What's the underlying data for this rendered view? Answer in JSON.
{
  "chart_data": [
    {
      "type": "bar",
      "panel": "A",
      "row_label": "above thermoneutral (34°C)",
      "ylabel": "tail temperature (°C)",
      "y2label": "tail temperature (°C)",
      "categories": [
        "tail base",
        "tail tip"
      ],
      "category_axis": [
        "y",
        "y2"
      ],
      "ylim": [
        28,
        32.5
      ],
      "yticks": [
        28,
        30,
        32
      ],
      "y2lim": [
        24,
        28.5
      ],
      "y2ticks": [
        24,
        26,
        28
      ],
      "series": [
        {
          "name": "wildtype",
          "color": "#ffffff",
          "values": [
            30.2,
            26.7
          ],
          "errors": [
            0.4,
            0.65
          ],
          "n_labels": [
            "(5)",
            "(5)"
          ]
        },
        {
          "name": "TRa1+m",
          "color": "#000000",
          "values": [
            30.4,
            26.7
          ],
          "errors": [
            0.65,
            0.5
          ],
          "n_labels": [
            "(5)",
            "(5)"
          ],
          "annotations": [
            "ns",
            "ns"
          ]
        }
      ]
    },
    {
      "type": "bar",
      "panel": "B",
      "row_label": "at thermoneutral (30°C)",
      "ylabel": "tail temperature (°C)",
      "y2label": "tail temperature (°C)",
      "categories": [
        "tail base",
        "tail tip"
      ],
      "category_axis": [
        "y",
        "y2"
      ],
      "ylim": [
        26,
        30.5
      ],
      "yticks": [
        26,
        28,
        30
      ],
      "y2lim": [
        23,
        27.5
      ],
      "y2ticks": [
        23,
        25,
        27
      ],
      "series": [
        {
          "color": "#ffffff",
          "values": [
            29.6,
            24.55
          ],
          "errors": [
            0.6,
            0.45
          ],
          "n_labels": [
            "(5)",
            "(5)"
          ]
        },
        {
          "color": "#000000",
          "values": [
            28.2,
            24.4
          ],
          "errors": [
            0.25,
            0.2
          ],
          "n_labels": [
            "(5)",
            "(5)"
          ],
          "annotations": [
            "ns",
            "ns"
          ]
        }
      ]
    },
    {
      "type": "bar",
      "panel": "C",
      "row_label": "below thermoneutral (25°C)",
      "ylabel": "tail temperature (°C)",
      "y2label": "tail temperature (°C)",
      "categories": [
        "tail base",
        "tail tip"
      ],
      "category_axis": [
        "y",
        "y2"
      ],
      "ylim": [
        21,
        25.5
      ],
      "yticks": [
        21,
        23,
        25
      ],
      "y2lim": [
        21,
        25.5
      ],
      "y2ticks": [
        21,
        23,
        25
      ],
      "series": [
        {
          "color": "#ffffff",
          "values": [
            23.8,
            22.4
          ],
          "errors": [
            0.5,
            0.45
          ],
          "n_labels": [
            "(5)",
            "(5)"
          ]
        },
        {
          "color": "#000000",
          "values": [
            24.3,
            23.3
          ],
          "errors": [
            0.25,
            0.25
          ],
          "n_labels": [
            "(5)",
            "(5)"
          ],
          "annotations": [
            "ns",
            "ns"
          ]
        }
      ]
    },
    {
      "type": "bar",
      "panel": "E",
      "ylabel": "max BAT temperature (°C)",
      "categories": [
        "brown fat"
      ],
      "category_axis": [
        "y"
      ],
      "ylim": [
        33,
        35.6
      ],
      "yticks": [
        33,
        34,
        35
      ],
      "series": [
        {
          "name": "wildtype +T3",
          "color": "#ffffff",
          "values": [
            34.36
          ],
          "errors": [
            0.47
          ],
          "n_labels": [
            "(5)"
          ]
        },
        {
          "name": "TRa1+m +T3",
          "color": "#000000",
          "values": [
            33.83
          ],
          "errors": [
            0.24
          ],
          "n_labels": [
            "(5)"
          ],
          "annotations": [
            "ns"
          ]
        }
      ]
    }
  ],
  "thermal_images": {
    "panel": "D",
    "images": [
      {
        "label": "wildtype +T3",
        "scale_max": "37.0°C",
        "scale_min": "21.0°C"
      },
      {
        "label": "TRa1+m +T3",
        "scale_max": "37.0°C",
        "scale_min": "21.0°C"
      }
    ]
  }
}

━━━━━━━━━━━━━━━━━━━━

Quote all of the entries verbatim.

▶ [Output for this task]:
What's the underlying data for this rendered view? Answer in JSON.
{
  "chart_data": [
    {
      "type": "bar",
      "panel": "A",
      "row_label": "above thermoneutral (34°C)",
      "ylabel": "tail temperature (°C)",
      "y2label": "tail temperature (°C)",
      "categories": [
        "tail base",
        "tail tip"
      ],
      "category_axis": [
        "y",
        "y2"
      ],
      "ylim": [
        28,
        32.5
      ],
      "yticks": [
        28,
        30,
        32
      ],
      "y2lim": [
        24,
        28.5
      ],
      "y2ticks": [
        24,
        26,
        28
      ],
      "series": [
        {
          "name": "wildtype",
          "color": "#ffffff",
          "values": [
            30.2,
            26.7
          ],
          "errors": [
            0.4,
            0.65
          ],
          "n_labels": [
            "(5)",
            "(5)"
          ]
        },
        {
          "name": "TRa1+m",
          "color": "#000000",
          "values": [
            30.4,
            26.7
          ],
          "errors": [
            0.65,
            0.5
          ],
          "n_labels": [
            "(5)",
            "(5)"
          ],
          "annotations": [
            "ns",
            "ns"
          ]
        }
      ]
    },
    {
      "type": "bar",
      "panel": "B",
      "row_label": "at thermoneutral (30°C)",
      "ylabel": "tail temperature (°C)",
      "y2label": "tail temperature (°C)",
      "categories": [
        "tail base",
        "tail tip"
      ],
      "category_axis": [
        "y",
        "y2"
      ],
      "ylim": [
        26,
        30.5
      ],
      "yticks": [
        26,
        28,
        30
      ],
      "y2lim": [
        23,
        27.5
      ],
      "y2ticks": [
        23,
        25,
        27
      ],
      "series": [
        {
          "color": "#ffffff",
          "values": [
            29.6,
            24.55
          ],
          "errors": [
            0.6,
            0.45
          ],
          "n_labels": [
            "(5)",
            "(5)"
          ]
        },
        {
          "color": "#000000",
          "values": [
            28.2,
            24.4
          ],
          "errors": [
            0.25,
            0.2
          ],
          "n_labels": [
            "(5)",
            "(5)"
          ],
          "annotations": [
            "ns",
            "ns"
          ]
        }
      ]
    },
    {
      "type": "bar",
      "panel": "C",
      "row_label": "below thermoneutral (25°C)",
      "ylabel": "tail temperature (°C)",
      "y2label": "tail temperature (°C)",
      "categories": [
        "tail base",
        "tail tip"
      ],
      "category_axis": [
        "y",
        "y2"
      ],
      "ylim": [
        21,
        25.5
      ],
      "yticks": [
        21,
        23,
        25
      ],
      "y2lim": [
        21,
        25.5
      ],
      "y2ticks": [
        21,
        23,
        25
      ],
      "series": [
        {
          "color": "#ffffff",
          "values": [
            23.8,
            22.4
          ],
          "errors": [
            0.5,
            0.45
          ],
          "n_labels": [
            "(5)",
            "(5)"
          ]
        },
        {
          "color": "#000000",
          "values": [
            24.3,
            23.3
          ],
          "errors": [
            0.25,
            0.25
          ],
          "n_labels": [
            "(5)",
            "(5)"
          ],
          "annotations": [
            "ns",
            "ns"
          ]
        }
      ]
    },
    {
      "type": "bar",
      "panel": "E",
      "ylabel": "max BAT temperature (°C)",
      "categories": [
        "brown fat"
      ],
      "category_axis": [
        "y"
      ],
      "ylim": [
        33,
        35.6
      ],
      "yticks": [
        33,
        34,
        35
      ],
      "series": [
        {
          "name": "wildtype +T3",
          "color": "#ffffff",
          "values": [
            34.36
          ],
          "errors": [
            0.47
          ],
          "n_labels": [
            "(5)"
          ]
        },
        {
          "name": "TRa1+m +T3",
          "color": "#000000",
          "values": [
            33.83
          ],
          "errors": [
            0.24
          ],
          "n_labels": [
            "(5)"
          ],
          "annotations": [
            "ns"
          ]
        }
      ]
    }
  ],
  "thermal_images": {
    "panel": "D",
    "images": [
      {
        "label": "wildtype +T3",
        "scale_max": "37.0°C",
        "scale_min": "21.0°C"
      },
      {
        "label": "TRa1+m +T3",
        "scale_max": "37.0°C",
        "scale_min": "21.0°C"
      }
    ]
  }
}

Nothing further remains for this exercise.